TASK DATA:
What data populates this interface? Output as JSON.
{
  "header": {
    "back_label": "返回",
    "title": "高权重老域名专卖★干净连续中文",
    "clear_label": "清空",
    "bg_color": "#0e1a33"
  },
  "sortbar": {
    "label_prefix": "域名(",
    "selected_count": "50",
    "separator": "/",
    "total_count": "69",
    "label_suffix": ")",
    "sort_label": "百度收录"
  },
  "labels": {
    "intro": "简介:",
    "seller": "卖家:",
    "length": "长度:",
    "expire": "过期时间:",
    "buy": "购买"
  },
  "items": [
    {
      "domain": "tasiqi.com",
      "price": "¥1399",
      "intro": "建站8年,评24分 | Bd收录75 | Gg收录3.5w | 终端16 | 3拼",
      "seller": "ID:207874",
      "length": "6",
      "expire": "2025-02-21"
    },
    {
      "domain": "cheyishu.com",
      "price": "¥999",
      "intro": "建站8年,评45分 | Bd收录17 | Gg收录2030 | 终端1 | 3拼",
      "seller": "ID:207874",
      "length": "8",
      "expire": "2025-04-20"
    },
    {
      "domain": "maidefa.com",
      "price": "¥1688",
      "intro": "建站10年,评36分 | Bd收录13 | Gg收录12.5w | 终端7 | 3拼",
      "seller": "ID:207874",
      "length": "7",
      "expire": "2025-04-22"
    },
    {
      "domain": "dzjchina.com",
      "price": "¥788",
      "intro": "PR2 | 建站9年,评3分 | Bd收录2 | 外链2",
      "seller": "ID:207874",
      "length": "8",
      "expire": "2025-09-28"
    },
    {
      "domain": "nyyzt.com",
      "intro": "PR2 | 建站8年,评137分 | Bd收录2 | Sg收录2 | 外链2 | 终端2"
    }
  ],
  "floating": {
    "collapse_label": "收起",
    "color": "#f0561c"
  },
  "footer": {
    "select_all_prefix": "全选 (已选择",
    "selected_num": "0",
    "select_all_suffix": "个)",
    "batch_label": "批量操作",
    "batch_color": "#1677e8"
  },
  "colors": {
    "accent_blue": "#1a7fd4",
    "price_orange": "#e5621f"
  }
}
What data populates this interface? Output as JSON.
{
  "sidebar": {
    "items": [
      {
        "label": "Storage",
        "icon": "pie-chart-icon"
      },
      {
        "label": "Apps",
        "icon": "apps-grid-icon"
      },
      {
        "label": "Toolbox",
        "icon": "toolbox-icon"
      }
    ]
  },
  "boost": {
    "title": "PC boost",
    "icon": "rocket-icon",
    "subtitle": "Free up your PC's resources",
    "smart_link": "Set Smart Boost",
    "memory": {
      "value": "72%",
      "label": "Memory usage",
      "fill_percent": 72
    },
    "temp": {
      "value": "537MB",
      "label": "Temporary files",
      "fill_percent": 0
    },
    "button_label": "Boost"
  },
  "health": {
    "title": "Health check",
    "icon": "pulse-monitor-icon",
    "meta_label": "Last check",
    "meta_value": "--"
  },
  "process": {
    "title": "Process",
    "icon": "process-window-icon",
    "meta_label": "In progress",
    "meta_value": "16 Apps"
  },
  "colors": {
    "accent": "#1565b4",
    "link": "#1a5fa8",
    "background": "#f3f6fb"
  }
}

EXERCISE DETAILS: Each record above should be output again exactly.

REPLY:
What data populates this interface? Output as JSON.
{
  "header": {
    "back_label": "返回",
    "title": "高权重老域名专卖★干净连续中文",
    "clear_label": "清空",
    "bg_color": "#0e1a33"
  },
  "sortbar": {
    "label_prefix": "域名(",
    "selected_count": "50",
    "separator": "/",
    "total_count": "69",
    "label_suffix": ")",
    "sort_label": "百度收录"
  },
  "labels": {
    "intro": "简介:",
    "seller": "卖家:",
    "length": "长度:",
    "expire": "过期时间:",
    "buy": "购买"
  },
  "items": [
    {
      "domain": "tasiqi.com",
      "price": "¥1399",
      "intro": "建站8年,评24分 | Bd收录75 | Gg收录3.5w | 终端16 | 3拼",
      "seller": "ID:207874",
      "length": "6",
      "expire": "2025-02-21"
    },
    {
      "domain": "cheyishu.com",
      "price": "¥999",
      "intro": "建站8年,评45分 | Bd收录17 | Gg收录2030 | 终端1 | 3拼",
      "seller": "ID:207874",
      "length": "8",
      "expire": "2025-04-20"
    },
    {
      "domain": "maidefa.com",
      "price": "¥1688",
      "intro": "建站10年,评36分 | Bd收录13 | Gg收录12.5w | 终端7 | 3拼",
      "seller": "ID:207874",
      "length": "7",
      "expire": "2025-04-22"
    },
    {
      "domain": "dzjchina.com",
      "price": "¥788",
      "intro": "PR2 | 建站9年,评3分 | Bd收录2 | 外链2",
      "seller": "ID:207874",
      "length": "8",
      "expire": "2025-09-28"
    },
    {
      "domain": "nyyzt.com",
      "intro": "PR2 | 建站8年,评137分 | Bd收录2 | Sg收录2 | 外链2 | 终端2"
    }
  ],
  "floating": {
    "collapse_label": "收起",
    "color": "#f0561c"
  },
  "footer": {
    "select_all_prefix": "全选 (已选择",
    "selected_num": "0",
    "select_all_suffix": "个)",
    "batch_label": "批量操作",
    "batch_color": "#1677e8"
  },
  "colors": {
    "accent_blue": "#1a7fd4",
    "price_orange": "#e5621f"
  }
}
What data populates this interface? Output as JSON.
{
  "sidebar": {
    "items": [
      {
        "label": "Storage",
        "icon": "pie-chart-icon"
      },
      {
        "label": "Apps",
        "icon": "apps-grid-icon"
      },
      {
        "label": "Toolbox",
        "icon": "toolbox-icon"
      }
    ]
  },
  "boost": {
    "title": "PC boost",
    "icon": "rocket-icon",
    "subtitle": "Free up your PC's resources",
    "smart_link": "Set Smart Boost",
    "memory": {
      "value": "72%",
      "label": "Memory usage",
      "fill_percent": 72
    },
    "temp": {
      "value": "537MB",
      "label": "Temporary files",
      "fill_percent": 0
    },
    "button_label": "Boost"
  },
  "health": {
    "title": "Health check",
    "icon": "pulse-monitor-icon",
    "meta_label": "Last check",
    "meta_value": "--"
  },
  "process": {
    "title": "Process",
    "icon": "process-window-icon",
    "meta_label": "In progress",
    "meta_value": "16 Apps"
  },
  "colors": {
    "accent": "#1565b4",
    "link": "#1a5fa8",
    "background": "#f3f6fb"
  }
}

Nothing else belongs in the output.